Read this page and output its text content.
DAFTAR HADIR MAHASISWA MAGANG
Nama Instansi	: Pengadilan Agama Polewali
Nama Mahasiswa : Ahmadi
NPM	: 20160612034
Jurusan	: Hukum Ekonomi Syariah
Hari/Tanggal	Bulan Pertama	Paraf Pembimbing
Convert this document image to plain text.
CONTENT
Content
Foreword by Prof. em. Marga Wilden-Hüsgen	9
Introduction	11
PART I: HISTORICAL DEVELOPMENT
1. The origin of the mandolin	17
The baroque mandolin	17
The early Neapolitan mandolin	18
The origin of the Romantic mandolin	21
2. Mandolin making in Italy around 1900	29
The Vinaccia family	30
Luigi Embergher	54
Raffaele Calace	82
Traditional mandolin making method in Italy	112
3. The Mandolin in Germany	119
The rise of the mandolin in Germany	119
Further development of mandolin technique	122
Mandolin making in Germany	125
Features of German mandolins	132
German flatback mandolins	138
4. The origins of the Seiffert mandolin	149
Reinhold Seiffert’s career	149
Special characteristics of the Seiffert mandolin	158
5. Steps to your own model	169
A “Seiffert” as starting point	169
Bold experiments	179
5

-- Task goal --
Please repeat the listing exactly, with nothing left out.

-- Task result --
Read this page and output its text content.
DAFTAR HADIR MAHASISWA MAGANG
Nama Instansi	: Pengadilan Agama Polewali
Nama Mahasiswa : Ahmadi
NPM	: 20160612034
Jurusan	: Hukum Ekonomi Syariah
Hari/Tanggal	Bulan Pertama	Paraf Pembimbing
Convert this document image to plain text.
CONTENT
Content
Foreword by Prof. em. Marga Wilden-Hüsgen	9
Introduction	11
PART I: HISTORICAL DEVELOPMENT
1. The origin of the mandolin	17
The baroque mandolin	17
The early Neapolitan mandolin	18
The origin of the Romantic mandolin	21
2. Mandolin making in Italy around 1900	29
The Vinaccia family	30
Luigi Embergher	54
Raffaele Calace	82
Traditional mandolin making method in Italy	112
3. The Mandolin in Germany	119
The rise of the mandolin in Germany	119
Further development of mandolin technique	122
Mandolin making in Germany	125
Features of German mandolins	132
German flatback mandolins	138
4. The origins of the Seiffert mandolin	149
Reinhold Seiffert’s career	149
Special characteristics of the Seiffert mandolin	158
5. Steps to your own model	169
A “Seiffert” as starting point	169
Bold experiments	179
5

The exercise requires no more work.